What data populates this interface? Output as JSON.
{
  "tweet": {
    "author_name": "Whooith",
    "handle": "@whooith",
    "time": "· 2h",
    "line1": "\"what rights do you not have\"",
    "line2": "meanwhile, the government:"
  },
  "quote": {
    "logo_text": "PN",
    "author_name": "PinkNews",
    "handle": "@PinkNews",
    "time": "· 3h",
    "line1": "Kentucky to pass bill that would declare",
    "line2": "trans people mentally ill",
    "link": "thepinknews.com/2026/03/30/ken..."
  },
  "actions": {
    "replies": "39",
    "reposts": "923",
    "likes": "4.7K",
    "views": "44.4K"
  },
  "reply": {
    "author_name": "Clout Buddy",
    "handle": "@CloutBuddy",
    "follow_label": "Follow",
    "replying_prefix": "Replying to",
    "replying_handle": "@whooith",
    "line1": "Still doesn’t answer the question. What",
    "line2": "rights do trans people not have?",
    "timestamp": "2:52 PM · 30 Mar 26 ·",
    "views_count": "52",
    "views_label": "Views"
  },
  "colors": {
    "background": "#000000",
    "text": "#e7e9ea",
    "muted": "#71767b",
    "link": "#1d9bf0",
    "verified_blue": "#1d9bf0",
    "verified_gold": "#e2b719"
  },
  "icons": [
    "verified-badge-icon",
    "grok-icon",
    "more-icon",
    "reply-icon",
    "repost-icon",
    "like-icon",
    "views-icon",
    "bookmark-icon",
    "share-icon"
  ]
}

→ SHORT PROBLEM
Output the records above in their entirety, exactly.

→ ANSWER TO THE TASK
What data populates this interface? Output as JSON.
{
  "tweet": {
    "author_name": "Whooith",
    "handle": "@whooith",
    "time": "· 2h",
    "line1": "\"what rights do you not have\"",
    "line2": "meanwhile, the government:"
  },
  "quote": {
    "logo_text": "PN",
    "author_name": "PinkNews",
    "handle": "@PinkNews",
    "time": "· 3h",
    "line1": "Kentucky to pass bill that would declare",
    "line2": "trans people mentally ill",
    "link": "thepinknews.com/2026/03/30/ken..."
  },
  "actions": {
    "replies": "39",
    "reposts": "923",
    "likes": "4.7K",
    "views": "44.4K"
  },
  "reply": {
    "author_name": "Clout Buddy",
    "handle": "@CloutBuddy",
    "follow_label": "Follow",
    "replying_prefix": "Replying to",
    "replying_handle": "@whooith",
    "line1": "Still doesn’t answer the question. What",
    "line2": "rights do trans people not have?",
    "timestamp": "2:52 PM · 30 Mar 26 ·",
    "views_count": "52",
    "views_label": "Views"
  },
  "colors": {
    "background": "#000000",
    "text": "#e7e9ea",
    "muted": "#71767b",
    "link": "#1d9bf0",
    "verified_blue": "#1d9bf0",
    "verified_gold": "#e2b719"
  },
  "icons": [
    "verified-badge-icon",
    "grok-icon",
    "more-icon",
    "reply-icon",
    "repost-icon",
    "like-icon",
    "views-icon",
    "bookmark-icon",
    "share-icon"
  ]
}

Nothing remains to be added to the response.